▶ **Stored entries**
-=-=-

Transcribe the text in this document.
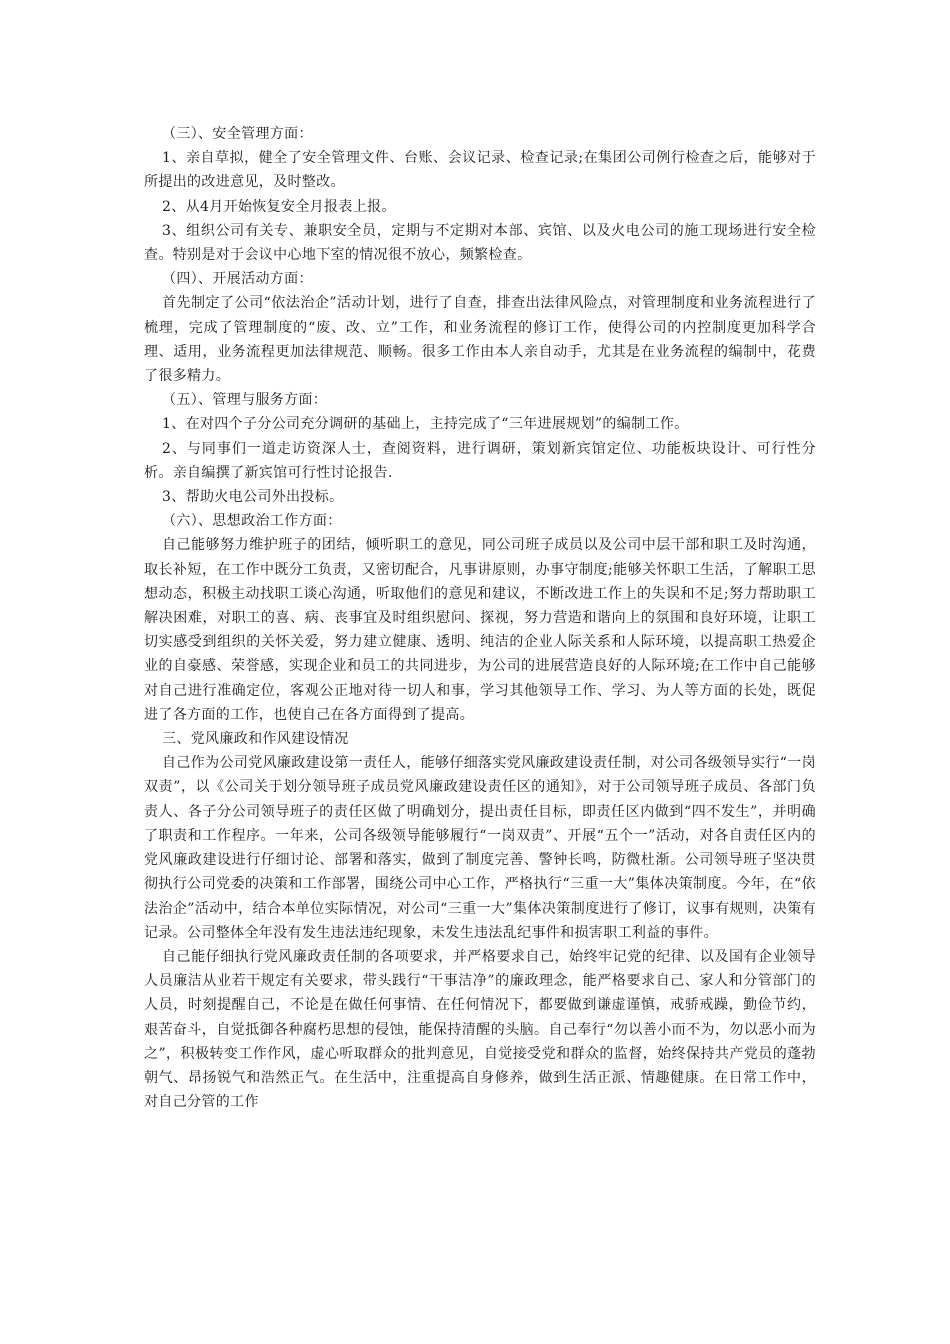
（三）、安全管理方面：

1、亲自草拟，健全了安全管理文件、台账、会议记录、检查记录;在集团公司例行检查之后，能够对于所提出的改进意见，及时整改。

2、从4月开始恢复安全月报表上报。

3、组织公司有关专、兼职安全员，定期与不定期对本部、宾馆、以及火电公司的施工现场进行安全检查。特别是对于会议中心地下室的情况很不放心，频繁检查。

（四）、开展活动方面：

首先制定了公司“依法治企”活动计划，进行了自查，排查出法律风险点，对管理制度和业务流程进行了梳理，完成了管理制度的“废、改、立”工作，和业务流程的修订工作，使得公司的内控制度更加科学合理、适用，业务流程更加法律规范、顺畅。很多工作由本人亲自动手，尤其是在业务流程的编制中，花费了很多精力。

（五）、管理与服务方面：

1、在对四个子分公司充分调研的基础上，主持完成了“三年进展规划”的编制工作。

2、与同事们一道走访资深人士，查阅资料，进行调研，策划新宾馆定位、功能板块设计、可行性分析。亲自编撰了新宾馆可行性讨论报告.

3、帮助火电公司外出投标。

（六）、思想政治工作方面：

自己能够努力维护班子的团结，倾听职工的意见，同公司班子成员以及公司中层干部和职工及时沟通，取长补短，在工作中既分工负责，又密切配合，凡事讲原则，办事守制度;能够关怀职工生活，了解职工思想动态，积极主动找职工谈心沟通，听取他们的意见和建议，不断改进工作上的失误和不足;努力帮助职工解决困难，对职工的喜、病、丧事宜及时组织慰问、探视，努力营造和谐向上的氛围和良好环境，让职工切实感受到组织的关怀关爱，努力建立健康、透明、纯洁的企业人际关系和人际环境，以提高职工热爱企业的自豪感、荣誉感，实现企业和员工的共同进步，为公司的进展营造良好的人际环境;在工作中自己能够对自己进行准确定位，客观公正地对待一切人和事，学习其他领导工作、学习、为人等方面的长处，既促进了各方面的工作，也使自己在各方面得到了提高。

三、党风廉政和作风建设情况

自己作为公司党风廉政建设第一责任人，能够仔细落实党风廉政建设责任制，对公司各级领导实行“一岗双责”，以《公司关于划分领导班子成员党风廉政建设责任区的通知》，对于公司领导班子成员、各部门负责人、各子分公司领导班子的责任区做了明确划分，提出责任目标，即责任区内做到“四不发生”，并明确了职责和工作程序。一年来，公司各级领导能够履行“一岗双责”、开展“五个一”活动，对各自责任区内的党风廉政建设进行仔细讨论、部署和落实，做到了制度完善、警钟长鸣，防微杜渐。公司领导班子坚决贯彻执行公司党委的决策和工作部署，围绕公司中心工作，严格执行“三重一大”集体决策制度。今年，在“依法治企”活动中，结合本单位实际情况，对公司“三重一大”集体决策制度进行了修订，议事有规则，决策有记录。公司整体全年没有发生违法违纪现象，未发生违法乱纪事件和损害职工利益的事件。

自己能仔细执行党风廉政责任制的各项要求，并严格要求自己，始终牢记党的纪律、以及国有企业领导人员廉洁从业若干规定有关要求，带头践行“干事洁净”的廉政理念，能严格要求自己、家人和分管部门的人员，时刻提醒自己，不论是在做任何事情、在任何情况下，都要做到谦虚谨慎，戒骄戒躁，勤俭节约，艰苦奋斗，自觉抵御各种腐朽思想的侵蚀，能保持清醒的头脑。自己奉行“勿以善小而不为，勿以恶小而为之”，积极转变工作作风，虚心听取群众的批判意见，自觉接受党和群众的监督，始终保持共产党员的蓬勃朝气、昂扬锐气和浩然正气。在生活中，注重提高自身修养，做到生活正派、情趣健康。在日常工作中，对自己分管的工作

-=-=-

What comes back should match the records exactly, minus any pictures.

▶ **The completed task**
Transcribe the text in this document.
（三）、安全管理方面：

1、亲自草拟，健全了安全管理文件、台账、会议记录、检查记录;在集团公司例行检查之后，能够对于所提出的改进意见，及时整改。

2、从4月开始恢复安全月报表上报。

3、组织公司有关专、兼职安全员，定期与不定期对本部、宾馆、以及火电公司的施工现场进行安全检查。特别是对于会议中心地下室的情况很不放心，频繁检查。

（四）、开展活动方面：

首先制定了公司“依法治企”活动计划，进行了自查，排查出法律风险点，对管理制度和业务流程进行了梳理，完成了管理制度的“废、改、立”工作，和业务流程的修订工作，使得公司的内控制度更加科学合理、适用，业务流程更加法律规范、顺畅。很多工作由本人亲自动手，尤其是在业务流程的编制中，花费了很多精力。

（五）、管理与服务方面：

1、在对四个子分公司充分调研的基础上，主持完成了“三年进展规划”的编制工作。

2、与同事们一道走访资深人士，查阅资料，进行调研，策划新宾馆定位、功能板块设计、可行性分析。亲自编撰了新宾馆可行性讨论报告.

3、帮助火电公司外出投标。

（六）、思想政治工作方面：

自己能够努力维护班子的团结，倾听职工的意见，同公司班子成员以及公司中层干部和职工及时沟通，取长补短，在工作中既分工负责，又密切配合，凡事讲原则，办事守制度;能够关怀职工生活，了解职工思想动态，积极主动找职工谈心沟通，听取他们的意见和建议，不断改进工作上的失误和不足;努力帮助职工解决困难，对职工的喜、病、丧事宜及时组织慰问、探视，努力营造和谐向上的氛围和良好环境，让职工切实感受到组织的关怀关爱，努力建立健康、透明、纯洁的企业人际关系和人际环境，以提高职工热爱企业的自豪感、荣誉感，实现企业和员工的共同进步，为公司的进展营造良好的人际环境;在工作中自己能够对自己进行准确定位，客观公正地对待一切人和事，学习其他领导工作、学习、为人等方面的长处，既促进了各方面的工作，也使自己在各方面得到了提高。

三、党风廉政和作风建设情况

自己作为公司党风廉政建设第一责任人，能够仔细落实党风廉政建设责任制，对公司各级领导实行“一岗双责”，以《公司关于划分领导班子成员党风廉政建设责任区的通知》，对于公司领导班子成员、各部门负责人、各子分公司领导班子的责任区做了明确划分，提出责任目标，即责任区内做到“四不发生”，并明确了职责和工作程序。一年来，公司各级领导能够履行“一岗双责”、开展“五个一”活动，对各自责任区内的党风廉政建设进行仔细讨论、部署和落实，做到了制度完善、警钟长鸣，防微杜渐。公司领导班子坚决贯彻执行公司党委的决策和工作部署，围绕公司中心工作，严格执行“三重一大”集体决策制度。今年，在“依法治企”活动中，结合本单位实际情况，对公司“三重一大”集体决策制度进行了修订，议事有规则，决策有记录。公司整体全年没有发生违法违纪现象，未发生违法乱纪事件和损害职工利益的事件。

自己能仔细执行党风廉政责任制的各项要求，并严格要求自己，始终牢记党的纪律、以及国有企业领导人员廉洁从业若干规定有关要求，带头践行“干事洁净”的廉政理念，能严格要求自己、家人和分管部门的人员，时刻提醒自己，不论是在做任何事情、在任何情况下，都要做到谦虚谨慎，戒骄戒躁，勤俭节约，艰苦奋斗，自觉抵御各种腐朽思想的侵蚀，能保持清醒的头脑。自己奉行“勿以善小而不为，勿以恶小而为之”，积极转变工作作风，虚心听取群众的批判意见，自觉接受党和群众的监督，始终保持共产党员的蓬勃朝气、昂扬锐气和浩然正气。在生活中，注重提高自身修养，做到生活正派、情趣健康。在日常工作中，对自己分管的工作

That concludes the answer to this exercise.